(Data records)
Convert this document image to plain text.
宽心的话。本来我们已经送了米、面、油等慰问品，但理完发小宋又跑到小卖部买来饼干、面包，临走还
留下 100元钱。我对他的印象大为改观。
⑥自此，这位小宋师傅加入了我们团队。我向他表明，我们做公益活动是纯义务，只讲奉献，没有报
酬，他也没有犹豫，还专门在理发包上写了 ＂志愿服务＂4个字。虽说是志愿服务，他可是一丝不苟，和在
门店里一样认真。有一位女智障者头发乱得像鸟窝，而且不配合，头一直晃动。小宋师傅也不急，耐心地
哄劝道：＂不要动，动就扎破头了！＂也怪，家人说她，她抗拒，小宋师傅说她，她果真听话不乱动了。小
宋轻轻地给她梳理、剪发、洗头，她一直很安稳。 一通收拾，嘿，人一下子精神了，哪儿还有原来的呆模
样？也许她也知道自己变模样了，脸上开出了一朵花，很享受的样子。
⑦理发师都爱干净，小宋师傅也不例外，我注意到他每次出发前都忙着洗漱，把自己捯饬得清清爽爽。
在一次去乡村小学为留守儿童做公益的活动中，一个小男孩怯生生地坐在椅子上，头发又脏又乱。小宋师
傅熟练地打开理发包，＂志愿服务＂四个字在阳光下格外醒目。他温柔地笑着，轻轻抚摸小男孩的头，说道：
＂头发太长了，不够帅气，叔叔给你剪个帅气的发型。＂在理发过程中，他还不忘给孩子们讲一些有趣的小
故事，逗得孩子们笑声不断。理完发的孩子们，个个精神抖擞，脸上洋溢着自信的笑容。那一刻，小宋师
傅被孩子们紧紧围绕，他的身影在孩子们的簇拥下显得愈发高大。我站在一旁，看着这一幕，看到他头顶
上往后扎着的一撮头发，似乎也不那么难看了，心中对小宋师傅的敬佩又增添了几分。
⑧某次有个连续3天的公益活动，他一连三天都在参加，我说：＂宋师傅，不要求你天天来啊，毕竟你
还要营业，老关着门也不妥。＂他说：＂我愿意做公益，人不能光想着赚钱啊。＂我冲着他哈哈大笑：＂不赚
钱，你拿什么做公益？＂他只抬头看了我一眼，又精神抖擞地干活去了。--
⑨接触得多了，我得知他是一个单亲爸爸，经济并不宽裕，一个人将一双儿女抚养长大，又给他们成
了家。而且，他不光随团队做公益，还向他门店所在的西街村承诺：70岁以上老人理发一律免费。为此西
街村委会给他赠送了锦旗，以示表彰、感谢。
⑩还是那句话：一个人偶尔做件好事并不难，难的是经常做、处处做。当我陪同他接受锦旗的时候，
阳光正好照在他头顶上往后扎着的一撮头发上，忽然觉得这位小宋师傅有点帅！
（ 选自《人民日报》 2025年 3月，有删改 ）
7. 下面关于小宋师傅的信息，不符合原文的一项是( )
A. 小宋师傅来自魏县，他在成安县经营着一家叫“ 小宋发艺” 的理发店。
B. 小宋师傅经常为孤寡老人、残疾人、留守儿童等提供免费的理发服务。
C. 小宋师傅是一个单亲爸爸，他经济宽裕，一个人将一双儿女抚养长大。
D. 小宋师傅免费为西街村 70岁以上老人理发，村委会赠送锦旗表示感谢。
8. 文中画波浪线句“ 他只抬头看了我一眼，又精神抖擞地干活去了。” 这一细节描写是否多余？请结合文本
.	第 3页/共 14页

Exercise task >> Return what is listed above, exactly and completely.

Response to the task >>
Convert this document image to plain text.
宽心的话。本来我们已经送了米、面、油等慰问品，但理完发小宋又跑到小卖部买来饼干、面包，临走还
留下 100元钱。我对他的印象大为改观。
⑥自此，这位小宋师傅加入了我们团队。我向他表明，我们做公益活动是纯义务，只讲奉献，没有报
酬，他也没有犹豫，还专门在理发包上写了 ＂志愿服务＂4个字。虽说是志愿服务，他可是一丝不苟，和在
门店里一样认真。有一位女智障者头发乱得像鸟窝，而且不配合，头一直晃动。小宋师傅也不急，耐心地
哄劝道：＂不要动，动就扎破头了！＂也怪，家人说她，她抗拒，小宋师傅说她，她果真听话不乱动了。小
宋轻轻地给她梳理、剪发、洗头，她一直很安稳。 一通收拾，嘿，人一下子精神了，哪儿还有原来的呆模
样？也许她也知道自己变模样了，脸上开出了一朵花，很享受的样子。
⑦理发师都爱干净，小宋师傅也不例外，我注意到他每次出发前都忙着洗漱，把自己捯饬得清清爽爽。
在一次去乡村小学为留守儿童做公益的活动中，一个小男孩怯生生地坐在椅子上，头发又脏又乱。小宋师
傅熟练地打开理发包，＂志愿服务＂四个字在阳光下格外醒目。他温柔地笑着，轻轻抚摸小男孩的头，说道：
＂头发太长了，不够帅气，叔叔给你剪个帅气的发型。＂在理发过程中，他还不忘给孩子们讲一些有趣的小
故事，逗得孩子们笑声不断。理完发的孩子们，个个精神抖擞，脸上洋溢着自信的笑容。那一刻，小宋师
傅被孩子们紧紧围绕，他的身影在孩子们的簇拥下显得愈发高大。我站在一旁，看着这一幕，看到他头顶
上往后扎着的一撮头发，似乎也不那么难看了，心中对小宋师傅的敬佩又增添了几分。
⑧某次有个连续3天的公益活动，他一连三天都在参加，我说：＂宋师傅，不要求你天天来啊，毕竟你
还要营业，老关着门也不妥。＂他说：＂我愿意做公益，人不能光想着赚钱啊。＂我冲着他哈哈大笑：＂不赚
钱，你拿什么做公益？＂他只抬头看了我一眼，又精神抖擞地干活去了。--
⑨接触得多了，我得知他是一个单亲爸爸，经济并不宽裕，一个人将一双儿女抚养长大，又给他们成
了家。而且，他不光随团队做公益，还向他门店所在的西街村承诺：70岁以上老人理发一律免费。为此西
街村委会给他赠送了锦旗，以示表彰、感谢。
⑩还是那句话：一个人偶尔做件好事并不难，难的是经常做、处处做。当我陪同他接受锦旗的时候，
阳光正好照在他头顶上往后扎着的一撮头发上，忽然觉得这位小宋师傅有点帅！
（ 选自《人民日报》 2025年 3月，有删改 ）
7. 下面关于小宋师傅的信息，不符合原文的一项是( )
A. 小宋师傅来自魏县，他在成安县经营着一家叫“ 小宋发艺” 的理发店。
B. 小宋师傅经常为孤寡老人、残疾人、留守儿童等提供免费的理发服务。
C. 小宋师傅是一个单亲爸爸，他经济宽裕，一个人将一双儿女抚养长大。
D. 小宋师傅免费为西街村 70岁以上老人理发，村委会赠送锦旗表示感谢。
8. 文中画波浪线句“ 他只抬头看了我一眼，又精神抖擞地干活去了。” 这一细节描写是否多余？请结合文本
.	第 3页/共 14页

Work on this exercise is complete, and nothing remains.